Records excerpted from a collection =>
┄┄┄┄┄┄┄┄┄┄┄┄┄┄┄┄┄┄┄┄

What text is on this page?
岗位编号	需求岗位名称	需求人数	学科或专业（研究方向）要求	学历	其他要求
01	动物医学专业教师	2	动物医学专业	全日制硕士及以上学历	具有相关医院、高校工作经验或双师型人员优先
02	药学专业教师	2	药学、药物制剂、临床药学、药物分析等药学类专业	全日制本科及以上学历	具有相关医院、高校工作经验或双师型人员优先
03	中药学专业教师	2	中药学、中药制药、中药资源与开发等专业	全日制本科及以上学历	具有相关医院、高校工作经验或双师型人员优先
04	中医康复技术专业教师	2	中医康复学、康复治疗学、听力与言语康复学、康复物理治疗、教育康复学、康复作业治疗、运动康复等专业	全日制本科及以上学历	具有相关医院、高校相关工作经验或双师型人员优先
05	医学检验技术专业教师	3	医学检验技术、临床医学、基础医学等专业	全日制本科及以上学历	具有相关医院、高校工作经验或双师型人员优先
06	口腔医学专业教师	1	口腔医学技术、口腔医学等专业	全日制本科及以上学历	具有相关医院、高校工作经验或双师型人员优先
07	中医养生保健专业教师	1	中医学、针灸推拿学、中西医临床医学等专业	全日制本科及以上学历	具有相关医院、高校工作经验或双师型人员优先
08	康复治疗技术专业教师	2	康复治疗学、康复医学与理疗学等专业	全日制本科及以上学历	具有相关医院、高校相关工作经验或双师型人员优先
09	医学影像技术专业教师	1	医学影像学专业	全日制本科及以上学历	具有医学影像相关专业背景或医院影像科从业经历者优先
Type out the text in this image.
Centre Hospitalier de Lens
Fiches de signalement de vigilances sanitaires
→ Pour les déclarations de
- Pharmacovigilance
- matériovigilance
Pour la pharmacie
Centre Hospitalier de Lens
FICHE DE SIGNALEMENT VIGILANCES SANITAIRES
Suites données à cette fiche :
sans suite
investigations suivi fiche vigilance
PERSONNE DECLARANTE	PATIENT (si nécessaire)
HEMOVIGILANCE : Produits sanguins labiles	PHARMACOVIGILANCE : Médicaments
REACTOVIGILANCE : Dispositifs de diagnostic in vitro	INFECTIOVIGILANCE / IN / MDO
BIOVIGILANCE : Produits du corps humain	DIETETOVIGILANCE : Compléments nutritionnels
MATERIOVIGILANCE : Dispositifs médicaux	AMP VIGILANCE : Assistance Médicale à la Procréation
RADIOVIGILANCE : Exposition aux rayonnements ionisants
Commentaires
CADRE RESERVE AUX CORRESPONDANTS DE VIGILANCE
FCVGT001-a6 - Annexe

┄┄┄┄┄┄┄┄┄┄┄┄┄┄┄┄┄┄┄┄

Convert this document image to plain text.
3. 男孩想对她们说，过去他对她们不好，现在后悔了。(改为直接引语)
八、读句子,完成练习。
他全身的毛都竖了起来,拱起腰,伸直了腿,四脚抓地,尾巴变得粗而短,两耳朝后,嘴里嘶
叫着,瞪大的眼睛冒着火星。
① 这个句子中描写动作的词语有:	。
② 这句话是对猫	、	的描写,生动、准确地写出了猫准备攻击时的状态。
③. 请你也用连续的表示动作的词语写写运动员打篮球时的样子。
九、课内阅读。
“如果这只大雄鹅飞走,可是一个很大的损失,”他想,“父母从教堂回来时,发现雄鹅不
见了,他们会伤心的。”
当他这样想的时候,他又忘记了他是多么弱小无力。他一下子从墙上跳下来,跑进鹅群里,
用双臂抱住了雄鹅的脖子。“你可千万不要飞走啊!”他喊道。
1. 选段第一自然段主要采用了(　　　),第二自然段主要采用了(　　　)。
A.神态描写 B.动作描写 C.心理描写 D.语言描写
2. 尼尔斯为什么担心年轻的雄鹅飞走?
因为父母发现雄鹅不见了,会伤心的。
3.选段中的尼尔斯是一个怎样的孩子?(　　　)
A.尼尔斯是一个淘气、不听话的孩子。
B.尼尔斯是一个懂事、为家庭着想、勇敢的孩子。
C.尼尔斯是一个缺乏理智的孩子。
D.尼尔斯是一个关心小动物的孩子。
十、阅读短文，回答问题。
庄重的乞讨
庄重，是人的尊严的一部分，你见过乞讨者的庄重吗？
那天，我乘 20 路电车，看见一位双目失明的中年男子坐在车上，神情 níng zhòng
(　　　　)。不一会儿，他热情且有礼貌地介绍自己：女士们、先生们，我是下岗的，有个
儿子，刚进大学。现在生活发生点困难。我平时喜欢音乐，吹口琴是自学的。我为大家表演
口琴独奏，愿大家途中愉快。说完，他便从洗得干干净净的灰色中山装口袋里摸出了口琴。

┄┄┄┄┄┄┄┄┄┄┄┄┄┄┄┄┄┄┄┄

TASK OBJECTIVE => Say, as a bare number, how many lines in the entries above include the string "具有相关医院".

REPLY => 8